[Data extract]
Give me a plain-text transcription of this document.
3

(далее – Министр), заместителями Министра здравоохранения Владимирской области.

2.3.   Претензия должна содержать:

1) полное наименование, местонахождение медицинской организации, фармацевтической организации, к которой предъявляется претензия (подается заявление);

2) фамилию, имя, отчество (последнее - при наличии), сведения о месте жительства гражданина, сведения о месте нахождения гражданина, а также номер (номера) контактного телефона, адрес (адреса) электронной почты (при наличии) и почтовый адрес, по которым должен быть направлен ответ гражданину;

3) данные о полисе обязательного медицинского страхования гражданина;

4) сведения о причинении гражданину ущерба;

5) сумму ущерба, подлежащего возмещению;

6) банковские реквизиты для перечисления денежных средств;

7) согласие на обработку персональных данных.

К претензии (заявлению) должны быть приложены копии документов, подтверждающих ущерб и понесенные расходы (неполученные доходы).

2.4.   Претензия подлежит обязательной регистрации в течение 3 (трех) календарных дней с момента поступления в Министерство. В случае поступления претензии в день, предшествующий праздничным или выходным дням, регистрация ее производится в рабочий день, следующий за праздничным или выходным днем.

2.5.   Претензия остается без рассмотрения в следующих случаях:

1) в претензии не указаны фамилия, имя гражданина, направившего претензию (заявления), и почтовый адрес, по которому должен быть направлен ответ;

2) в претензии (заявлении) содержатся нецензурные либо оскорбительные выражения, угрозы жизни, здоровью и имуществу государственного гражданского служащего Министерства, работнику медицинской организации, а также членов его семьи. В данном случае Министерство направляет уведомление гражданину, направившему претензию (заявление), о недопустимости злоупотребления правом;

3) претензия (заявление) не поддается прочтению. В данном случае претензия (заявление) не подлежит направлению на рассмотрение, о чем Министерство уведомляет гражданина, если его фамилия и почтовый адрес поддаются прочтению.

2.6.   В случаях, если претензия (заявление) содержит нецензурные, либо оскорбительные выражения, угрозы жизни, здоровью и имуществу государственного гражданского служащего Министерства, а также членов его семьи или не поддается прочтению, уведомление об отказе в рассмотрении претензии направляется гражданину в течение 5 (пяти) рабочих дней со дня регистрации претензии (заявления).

[Task brief]
Pull out all lines containing the word "если" from the entries above.

[Completed task]
3) претензия (заявление) не поддается прочтению. В данном случае претензия (заявление) не подлежит направлению на рассмотрение, о чем Министерство уведомляет гражданина, если его фамилия и почтовый адрес поддаются прочтению.
2.6.   В случаях, если претензия (заявление) содержит нецензурные, либо оскорбительные выражения, угрозы жизни, здоровью и имуществу государственного гражданского служащего Министерства, а также членов его семьи или не поддается прочтению, уведомление об отказе в рассмотрении претензии направляется гражданину в течение 5 (пяти) рабочих дней со дня регистрации претензии (заявления).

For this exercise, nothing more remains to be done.